Aim of the exercise: Exactly repeat the material, dropping every picture from the copy.

*** Extracted data

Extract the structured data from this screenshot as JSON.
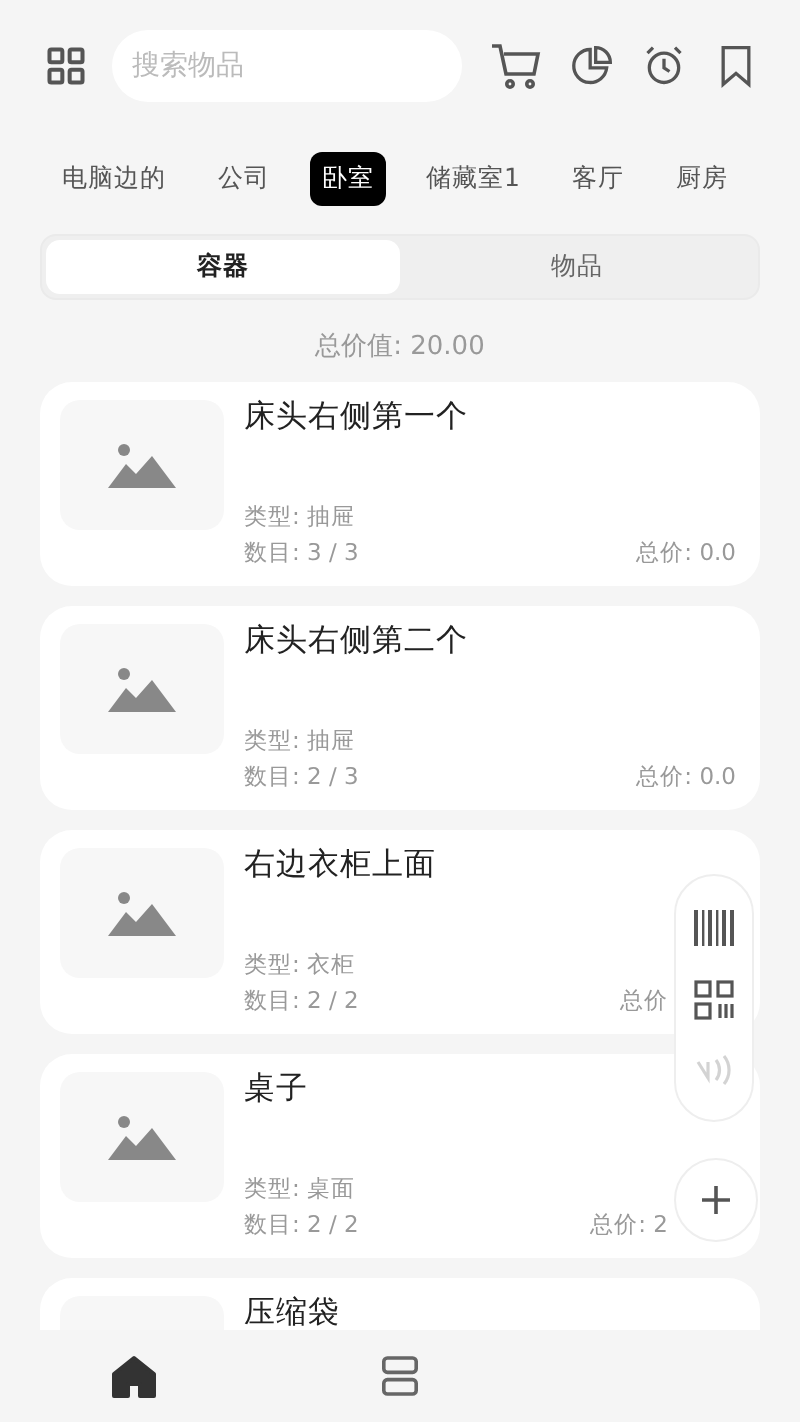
{
  "search": {
    "placeholder": "搜索物品"
  },
  "tabs": [
    {
      "label": "电脑边的",
      "selected": false
    },
    {
      "label": "公司",
      "selected": false
    },
    {
      "label": "卧室",
      "selected": true
    },
    {
      "label": "储藏室1",
      "selected": false
    },
    {
      "label": "客厅",
      "selected": false
    },
    {
      "label": "厨房",
      "selected": false
    }
  ],
  "segments": [
    {
      "label": "容器",
      "selected": true
    },
    {
      "label": "物品",
      "selected": false
    }
  ],
  "total_value": "总价值:  20.00",
  "cards": [
    {
      "title": "床头右侧第一个",
      "type": "类型: 抽屉",
      "count": "数目: 3 / 3",
      "total": "总价: 0.0"
    },
    {
      "title": "床头右侧第二个",
      "type": "类型: 抽屉",
      "count": "数目: 2 / 3",
      "total": "总价: 0.0"
    },
    {
      "title": "右边衣柜上面",
      "type": "类型: 衣柜",
      "count": "数目: 2 / 2",
      "total": "总价"
    },
    {
      "title": "桌子",
      "type": "类型: 桌面",
      "count": "数目: 2 / 2",
      "total": "总价: 2"
    },
    {
      "title": "压缩袋"
    }
  ],
  "scan_tools": [
    {
      "kind": "barcode",
      "disabled": false
    },
    {
      "kind": "qr",
      "disabled": false
    },
    {
      "kind": "nfc",
      "disabled": true
    }
  ],
  "nav": [
    {
      "kind": "home",
      "selected": true
    },
    {
      "kind": "list",
      "selected": false
    }
  ]
}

******

Written reply:
Extract the structured data from this screenshot as JSON.
{
  "search": {
    "placeholder": "搜索物品"
  },
  "tabs": [
    {
      "label": "电脑边的",
      "selected": false
    },
    {
      "label": "公司",
      "selected": false
    },
    {
      "label": "卧室",
      "selected": true
    },
    {
      "label": "储藏室1",
      "selected": false
    },
    {
      "label": "客厅",
      "selected": false
    },
    {
      "label": "厨房",
      "selected": false
    }
  ],
  "segments": [
    {
      "label": "容器",
      "selected": true
    },
    {
      "label": "物品",
      "selected": false
    }
  ],
  "total_value": "总价值:  20.00",
  "cards": [
    {
      "title": "床头右侧第一个",
      "type": "类型: 抽屉",
      "count": "数目: 3 / 3",
      "total": "总价: 0.0"
    },
    {
      "title": "床头右侧第二个",
      "type": "类型: 抽屉",
      "count": "数目: 2 / 3",
      "total": "总价: 0.0"
    },
    {
      "title": "右边衣柜上面",
      "type": "类型: 衣柜",
      "count": "数目: 2 / 2",
      "total": "总价"
    },
    {
      "title": "桌子",
      "type": "类型: 桌面",
      "count": "数目: 2 / 2",
      "total": "总价: 2"
    },
    {
      "title": "压缩袋"
    }
  ],
  "scan_tools": [
    {
      "kind": "barcode",
      "disabled": false
    },
    {
      "kind": "qr",
      "disabled": false
    },
    {
      "kind": "nfc",
      "disabled": true
    }
  ],
  "nav": [
    {
      "kind": "home",
      "selected": true
    },
    {
      "kind": "list",
      "selected": false
    }
  ]
}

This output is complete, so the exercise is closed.